*Exercise goal*.
Take the material below and write it all out again exactly.

(Dataset records)
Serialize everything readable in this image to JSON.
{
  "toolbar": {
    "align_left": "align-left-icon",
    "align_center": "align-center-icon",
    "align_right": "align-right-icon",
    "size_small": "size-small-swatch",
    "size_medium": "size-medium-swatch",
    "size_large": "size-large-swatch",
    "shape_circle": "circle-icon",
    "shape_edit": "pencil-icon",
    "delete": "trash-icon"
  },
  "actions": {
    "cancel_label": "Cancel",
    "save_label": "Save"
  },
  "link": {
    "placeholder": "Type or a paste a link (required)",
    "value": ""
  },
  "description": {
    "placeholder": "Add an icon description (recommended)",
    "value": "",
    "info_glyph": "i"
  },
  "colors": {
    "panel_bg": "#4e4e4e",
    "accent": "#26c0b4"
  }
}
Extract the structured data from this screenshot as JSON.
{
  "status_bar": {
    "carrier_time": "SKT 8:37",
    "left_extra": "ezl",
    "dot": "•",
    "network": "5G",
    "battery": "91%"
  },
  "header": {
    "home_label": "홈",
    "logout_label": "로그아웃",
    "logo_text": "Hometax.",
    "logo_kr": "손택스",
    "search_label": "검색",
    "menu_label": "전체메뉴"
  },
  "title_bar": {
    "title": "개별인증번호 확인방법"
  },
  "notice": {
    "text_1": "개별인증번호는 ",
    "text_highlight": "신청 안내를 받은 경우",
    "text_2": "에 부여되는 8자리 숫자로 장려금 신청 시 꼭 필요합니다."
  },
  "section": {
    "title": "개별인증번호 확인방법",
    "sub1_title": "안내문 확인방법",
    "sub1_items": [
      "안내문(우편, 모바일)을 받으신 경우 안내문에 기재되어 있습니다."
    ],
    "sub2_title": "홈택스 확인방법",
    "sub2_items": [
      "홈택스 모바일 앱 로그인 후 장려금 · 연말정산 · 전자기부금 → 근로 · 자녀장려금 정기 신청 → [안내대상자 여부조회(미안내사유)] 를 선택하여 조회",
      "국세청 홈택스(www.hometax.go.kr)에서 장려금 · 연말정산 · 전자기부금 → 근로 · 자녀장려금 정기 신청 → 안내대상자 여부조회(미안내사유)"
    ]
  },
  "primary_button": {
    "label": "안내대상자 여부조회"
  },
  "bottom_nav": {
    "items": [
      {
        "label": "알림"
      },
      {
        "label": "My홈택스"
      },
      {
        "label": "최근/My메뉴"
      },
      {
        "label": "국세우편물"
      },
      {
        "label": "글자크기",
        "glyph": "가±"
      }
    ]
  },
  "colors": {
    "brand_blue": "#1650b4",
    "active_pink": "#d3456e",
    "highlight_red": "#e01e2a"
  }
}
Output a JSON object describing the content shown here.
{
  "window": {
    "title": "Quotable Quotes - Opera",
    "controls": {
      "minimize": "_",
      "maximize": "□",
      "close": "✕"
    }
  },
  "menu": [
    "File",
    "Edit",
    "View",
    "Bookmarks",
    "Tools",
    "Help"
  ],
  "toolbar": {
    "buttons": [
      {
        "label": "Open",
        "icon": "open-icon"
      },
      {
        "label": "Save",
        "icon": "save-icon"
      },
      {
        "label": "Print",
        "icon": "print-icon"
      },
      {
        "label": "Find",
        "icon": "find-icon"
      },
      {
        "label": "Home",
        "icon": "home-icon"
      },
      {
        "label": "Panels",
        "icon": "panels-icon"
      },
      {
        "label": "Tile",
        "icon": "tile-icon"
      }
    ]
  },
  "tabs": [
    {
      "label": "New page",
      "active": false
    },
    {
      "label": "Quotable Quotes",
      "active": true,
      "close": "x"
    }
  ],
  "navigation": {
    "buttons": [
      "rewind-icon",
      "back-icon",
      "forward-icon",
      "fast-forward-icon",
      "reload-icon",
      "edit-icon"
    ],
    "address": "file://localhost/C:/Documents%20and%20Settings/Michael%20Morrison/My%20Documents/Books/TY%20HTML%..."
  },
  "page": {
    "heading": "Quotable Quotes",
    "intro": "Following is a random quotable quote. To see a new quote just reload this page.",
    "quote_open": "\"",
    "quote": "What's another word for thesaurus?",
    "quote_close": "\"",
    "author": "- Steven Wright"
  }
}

*Solution to this problem*.
Serialize everything readable in this image to JSON.
{
  "toolbar": {
    "align_left": "align-left-icon",
    "align_center": "align-center-icon",
    "align_right": "align-right-icon",
    "size_small": "size-small-swatch",
    "size_medium": "size-medium-swatch",
    "size_large": "size-large-swatch",
    "shape_circle": "circle-icon",
    "shape_edit": "pencil-icon",
    "delete": "trash-icon"
  },
  "actions": {
    "cancel_label": "Cancel",
    "save_label": "Save"
  },
  "link": {
    "placeholder": "Type or a paste a link (required)",
    "value": ""
  },
  "description": {
    "placeholder": "Add an icon description (recommended)",
    "value": "",
    "info_glyph": "i"
  },
  "colors": {
    "panel_bg": "#4e4e4e",
    "accent": "#26c0b4"
  }
}
Extract the structured data from this screenshot as JSON.
{
  "status_bar": {
    "carrier_time": "SKT 8:37",
    "left_extra": "ezl",
    "dot": "•",
    "network": "5G",
    "battery": "91%"
  },
  "header": {
    "home_label": "홈",
    "logout_label": "로그아웃",
    "logo_text": "Hometax.",
    "logo_kr": "손택스",
    "search_label": "검색",
    "menu_label": "전체메뉴"
  },
  "title_bar": {
    "title": "개별인증번호 확인방법"
  },
  "notice": {
    "text_1": "개별인증번호는 ",
    "text_highlight": "신청 안내를 받은 경우",
    "text_2": "에 부여되는 8자리 숫자로 장려금 신청 시 꼭 필요합니다."
  },
  "section": {
    "title": "개별인증번호 확인방법",
    "sub1_title": "안내문 확인방법",
    "sub1_items": [
      "안내문(우편, 모바일)을 받으신 경우 안내문에 기재되어 있습니다."
    ],
    "sub2_title": "홈택스 확인방법",
    "sub2_items": [
      "홈택스 모바일 앱 로그인 후 장려금 · 연말정산 · 전자기부금 → 근로 · 자녀장려금 정기 신청 → [안내대상자 여부조회(미안내사유)] 를 선택하여 조회",
      "국세청 홈택스(www.hometax.go.kr)에서 장려금 · 연말정산 · 전자기부금 → 근로 · 자녀장려금 정기 신청 → 안내대상자 여부조회(미안내사유)"
    ]
  },
  "primary_button": {
    "label": "안내대상자 여부조회"
  },
  "bottom_nav": {
    "items": [
      {
        "label": "알림"
      },
      {
        "label": "My홈택스"
      },
      {
        "label": "최근/My메뉴"
      },
      {
        "label": "국세우편물"
      },
      {
        "label": "글자크기",
        "glyph": "가±"
      }
    ]
  },
  "colors": {
    "brand_blue": "#1650b4",
    "active_pink": "#d3456e",
    "highlight_red": "#e01e2a"
  }
}
Output a JSON object describing the content shown here.
{
  "window": {
    "title": "Quotable Quotes - Opera",
    "controls": {
      "minimize": "_",
      "maximize": "□",
      "close": "✕"
    }
  },
  "menu": [
    "File",
    "Edit",
    "View",
    "Bookmarks",
    "Tools",
    "Help"
  ],
  "toolbar": {
    "buttons": [
      {
        "label": "Open",
        "icon": "open-icon"
      },
      {
        "label": "Save",
        "icon": "save-icon"
      },
      {
        "label": "Print",
        "icon": "print-icon"
      },
      {
        "label": "Find",
        "icon": "find-icon"
      },
      {
        "label": "Home",
        "icon": "home-icon"
      },
      {
        "label": "Panels",
        "icon": "panels-icon"
      },
      {
        "label": "Tile",
        "icon": "tile-icon"
      }
    ]
  },
  "tabs": [
    {
      "label": "New page",
      "active": false
    },
    {
      "label": "Quotable Quotes",
      "active": true,
      "close": "x"
    }
  ],
  "navigation": {
    "buttons": [
      "rewind-icon",
      "back-icon",
      "forward-icon",
      "fast-forward-icon",
      "reload-icon",
      "edit-icon"
    ],
    "address": "file://localhost/C:/Documents%20and%20Settings/Michael%20Morrison/My%20Documents/Books/TY%20HTML%..."
  },
  "page": {
    "heading": "Quotable Quotes",
    "intro": "Following is a random quotable quote. To see a new quote just reload this page.",
    "quote_open": "\"",
    "quote": "What's another word for thesaurus?",
    "quote_close": "\"",
    "author": "- Steven Wright"
  }
}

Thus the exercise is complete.